TEXTE À LIRE:
──────────

Les États-Unis persuadent leurs partenaires de partager le système de missiles Patriot avec l'Ukraine.
(Baonghean.vn) - Le chef du Pentagone, Lloyd Austin, a déclaré que les États-Unis espèrent trouver des pays disposés à partager le système de défense aérienne Patriot avec l'Ukraine.

Selon RT, le 27 avril, le secrétaire américain à la Défense, Lloyd Austin, a exprimé l'espoir que « dans le futur, les États-Unis seront en mesure de résoudre la question de la fourniture de systèmes Patriot à l'Ukraine, ainsi qu'à plusieurs autres pays ».
Plus tôt, le secrétaire à la Défense, Austin, avait déclaré que les États-Unis allouaient 6 milliards de dollars à la production de nouvelles armes pour le gouvernement de Kiev par l'intermédiaire d'entreprises américaines. Selon lui, il s'agissait du « plus important programme d'aide militaire jamais débloqué ».

──────────

QUESTIONS À TRAITER:
1 – Traduisez en anglais cette phrase de l'article sur les missiles Patriot : « Plus tôt, le secrétaire à la Défense, Austin, avait déclaré que les États-Unis allouaient 6 milliards de dollars à la production de nouvelles armes pour le gouvernement de Kiev par l'intermédiaire d'entreprises américaines. »
2 – Poursuivez, s'il vous plaît, l'article sur les missiles Patriot après sa dernière phrase.

Entrées de données stockées
──────────

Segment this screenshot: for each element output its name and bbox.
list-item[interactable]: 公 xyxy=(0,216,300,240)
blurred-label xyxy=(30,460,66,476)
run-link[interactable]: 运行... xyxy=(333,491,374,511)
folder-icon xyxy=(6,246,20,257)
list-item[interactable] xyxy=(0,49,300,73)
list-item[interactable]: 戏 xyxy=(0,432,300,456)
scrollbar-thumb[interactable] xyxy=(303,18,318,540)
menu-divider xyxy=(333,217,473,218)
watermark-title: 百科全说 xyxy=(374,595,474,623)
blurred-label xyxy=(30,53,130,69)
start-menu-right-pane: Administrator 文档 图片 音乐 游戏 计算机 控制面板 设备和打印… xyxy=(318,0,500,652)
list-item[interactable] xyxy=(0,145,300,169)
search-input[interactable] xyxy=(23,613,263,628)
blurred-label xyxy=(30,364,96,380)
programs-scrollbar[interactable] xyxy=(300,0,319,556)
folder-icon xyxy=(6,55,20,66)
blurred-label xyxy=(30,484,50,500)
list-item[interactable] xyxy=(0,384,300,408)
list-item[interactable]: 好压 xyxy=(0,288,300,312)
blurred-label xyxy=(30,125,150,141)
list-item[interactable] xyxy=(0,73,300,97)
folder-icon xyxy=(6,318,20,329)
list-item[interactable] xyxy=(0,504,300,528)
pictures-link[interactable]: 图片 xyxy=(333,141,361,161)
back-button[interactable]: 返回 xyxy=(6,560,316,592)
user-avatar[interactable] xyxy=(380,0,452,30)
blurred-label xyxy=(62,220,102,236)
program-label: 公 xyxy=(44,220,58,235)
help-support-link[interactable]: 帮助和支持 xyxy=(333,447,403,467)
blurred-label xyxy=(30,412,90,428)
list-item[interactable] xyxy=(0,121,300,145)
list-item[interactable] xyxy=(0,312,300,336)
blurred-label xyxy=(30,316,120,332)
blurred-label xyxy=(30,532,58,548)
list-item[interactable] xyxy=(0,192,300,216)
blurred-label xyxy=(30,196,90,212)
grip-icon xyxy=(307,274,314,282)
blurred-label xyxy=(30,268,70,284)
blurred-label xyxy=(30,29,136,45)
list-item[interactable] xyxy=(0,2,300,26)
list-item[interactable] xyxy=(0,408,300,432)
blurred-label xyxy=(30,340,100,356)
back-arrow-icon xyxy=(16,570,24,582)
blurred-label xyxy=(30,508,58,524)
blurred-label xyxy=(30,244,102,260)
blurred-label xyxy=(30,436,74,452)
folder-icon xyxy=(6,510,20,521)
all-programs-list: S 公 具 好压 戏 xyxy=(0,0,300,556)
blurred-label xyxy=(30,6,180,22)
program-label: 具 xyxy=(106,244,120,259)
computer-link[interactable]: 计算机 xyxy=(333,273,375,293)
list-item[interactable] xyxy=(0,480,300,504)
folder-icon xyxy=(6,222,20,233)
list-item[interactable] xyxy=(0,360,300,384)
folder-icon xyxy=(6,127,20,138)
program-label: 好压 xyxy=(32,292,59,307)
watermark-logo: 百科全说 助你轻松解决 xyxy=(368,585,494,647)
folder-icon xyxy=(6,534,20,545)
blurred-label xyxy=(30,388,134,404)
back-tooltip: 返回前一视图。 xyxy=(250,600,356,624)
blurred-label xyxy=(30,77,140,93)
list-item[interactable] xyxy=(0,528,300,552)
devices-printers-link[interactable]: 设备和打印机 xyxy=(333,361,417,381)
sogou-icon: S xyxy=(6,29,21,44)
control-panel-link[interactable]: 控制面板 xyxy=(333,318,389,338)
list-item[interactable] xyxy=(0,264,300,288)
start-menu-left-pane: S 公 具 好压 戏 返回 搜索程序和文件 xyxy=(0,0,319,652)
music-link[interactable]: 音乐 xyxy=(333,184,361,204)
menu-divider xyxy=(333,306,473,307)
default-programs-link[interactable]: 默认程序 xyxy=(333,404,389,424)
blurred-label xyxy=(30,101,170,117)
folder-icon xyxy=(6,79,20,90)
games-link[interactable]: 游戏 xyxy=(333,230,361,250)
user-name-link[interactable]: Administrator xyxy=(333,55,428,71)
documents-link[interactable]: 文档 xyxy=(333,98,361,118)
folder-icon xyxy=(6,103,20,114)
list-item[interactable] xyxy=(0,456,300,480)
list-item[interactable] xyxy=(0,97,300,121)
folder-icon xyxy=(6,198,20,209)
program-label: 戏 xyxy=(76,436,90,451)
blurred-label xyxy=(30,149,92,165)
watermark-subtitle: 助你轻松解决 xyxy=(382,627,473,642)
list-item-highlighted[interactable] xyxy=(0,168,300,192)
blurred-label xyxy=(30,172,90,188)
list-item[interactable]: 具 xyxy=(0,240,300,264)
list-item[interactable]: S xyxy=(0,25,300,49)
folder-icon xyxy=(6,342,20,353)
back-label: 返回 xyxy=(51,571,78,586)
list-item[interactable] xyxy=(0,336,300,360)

──────────

RÉPONSES NUMÉROTÉES:
1 – Earlier, Defense Secretary Austin had stated that the United States was allocating $6 billion to the production of new weapons for the Kyiv government through American companies.

2 –
Toutefois, cet appel du chef du Pentagone contredit l'avis des alliés de l'OTAN. Le 23 avril, Bloomberg, citant des sources proches du dossier, a rapporté que le chancelier allemand Olaf Scholz avait exhorté les États-Unis à fournir au moins un système de défense antimissile Patriot supplémentaire à l'Ukraine afin d'aider ce pays d'Europe de l'Est à combler son déficit de défense aérienne dans le conflit avec la Russie.
Selon des sources proches de Bloomberg, la campagne de pression menée par Berlin contre Washington s'inscrit dans le cadre d'un effort concerté visant à persuader l'OTAN et ses partenaires de l'Union européenne (UE) d'accroître leur soutien à la défense aérienne de l'Ukraine. L'Allemagne continuera également cette semaine de faire pression sur ses alliés européens, notamment la France et l'Italie, afin de connaître leur contribution à Kiev.
Cette décision marque un tournant dans la politique allemande de fourniture d'armes à l'Ukraine. Depuis le début du conflit russo-ukrainien il y a plus de deux ans, Berlin a été fréquemment critiqué pour les retards de livraison.
Parallèlement, sur le terrain, les forces ukrainiennes ont retiré leurs chars de combat principaux Abrams M1A1, fournis par les États-Unis, en raison du risque élevé de détection par les drones russes. Selon des responsables américains, les drones de surveillance et d'attaque russes ont considérablement modifié la situation sur le terrain, augmentant ainsi le risque de détection de ces chars de pointe.